» **Texte fourni**
* * * * *

Gaël Charbau
Un regard sur le monde
Je suis assez solitaire, mais je crois à ces moments où l’on se regroupe autour d’une idée et d’un projet
Né en 1976, Gaël Charbau vient de diriger la Nuit Blanche, mais s’implique sur la scène parisienne depuis de nombreuses années. Il a fondé et dirigé de 2003 à 2010 le journal « Particules », et s’occupe également de plusieurs prix soutenant les jeunes plasticiens français, à l’exemple de la Bourse Révélations Emerige ou des Audi Talents Awards. Personnalité aux multiples casquettes, il est aussi commissaire d’exposition pour les résidences Hermès ou le Collège des Bernardins et a été éditeur. Aujourd’hui, il se verrait bien à la tête du Palais de Tokyo… L’occasion pour lui de combiner ses multiples expériences, mais aussi d’y réintroduire le mot parfois galvaudé de « l’engagement »…
Vous avez récemment dirigé la Nuit Blanche. Comment avez-vous conjugué votre exigence de curateur à un programme également axé vers le grand public ?
Quand j’ai été nommé, la première chose a été de me dire que cela représentait une opportunité de montrer les différents champs dans lesquels j’avais travaillé ces dernières années et de voir si cette Nuit Blanche pouvait être non pas thématique, mais autobiographique sans jamais le mentionner. Ma vie à Paris a été marquée, depuis vingt ans, par la découverte de lieux, d’institutions, d’artistes émergents et de personnalités… Donc cette Nuit Blanche représentait l’occasion de fédérer mes champs de recherche, tels que la relation avec la science, ou les transversalités avec la musique, la performance ou la chorégraphie. Je savais qu’elle aurait une dimension chaotique, au sens noble du terme, donc mon travail a consisté à délimiter des zones pour qu’elle soit en adéquation avec des lieux précis et me permette de raconter des histoires très contrastées dans Paris.

* * * * *

» **Données affichées**
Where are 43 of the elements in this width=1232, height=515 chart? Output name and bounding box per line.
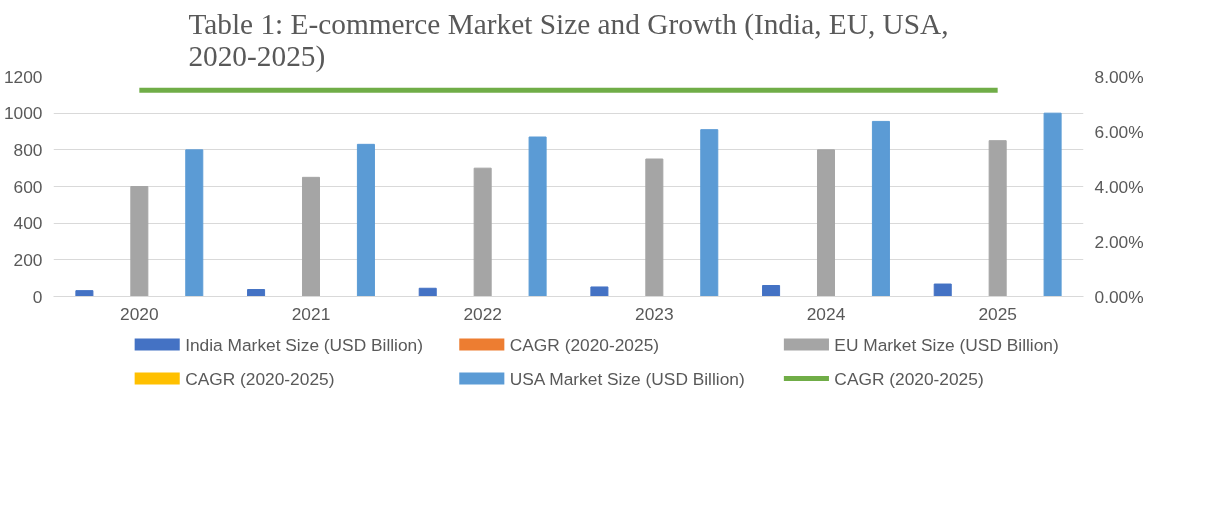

* * * * *

» **Consignes**
**a)** Reproduisez le passage de l'entretien avec Gaël Charbau compris entre « Quand j’ai été » et « contrastées dans Paris. », bornes incluses.
**b)** D'après l'entretien avec Gaël Charbau, répondez aux questions suivantes :
(i) En quelle année Gaël Charbau est-il né ?
(ii) Sur quelle période a-t-il dirigé le journal « Particules » ?
(iii) Depuis combien d'années sa vie à Paris est-elle marquée par la découverte de lieux, d'institutions, d'artistes émergents et de personnalités ?
**c)** Relevez, dans l'entretien avec Gaël Charbau, tous les domaines avec lesquels il évoque des transversalités.
Le matériel n'est pas nécessaire pour traiter cette série.

» **Corrigé**
**a)**
Quand j’ai été nommé, la première chose a été de me dire que cela représentait une opportunité de montrer les différents champs dans lesquels j’avais travaillé ces dernières années et de voir si cette Nuit Blanche pouvait être non pas thématique, mais autobiographique sans jamais le mentionner. Ma vie à Paris a été marquée, depuis vingt ans, par la découverte de lieux, d’institutions, d’artistes émergents et de personnalités… Donc cette Nuit Blanche représentait l’occasion de fédérer mes champs de recherche, tels que la relation avec la science, ou les transversalités avec la musique, la performance ou la chorégraphie. Je savais qu’elle aurait une dimension chaotique, au sens noble du terme, donc mon travail a consisté à délimiter des zones pour qu’elle soit en adéquation avec des lieux précis et me permette de raconter des histoires très contrastées dans Paris.

**b)**
(i) En 1976.
(ii) De 2003 à 2010.
(iii) Depuis vingt ans.

**c)** La musique, la performance, la chorégraphie.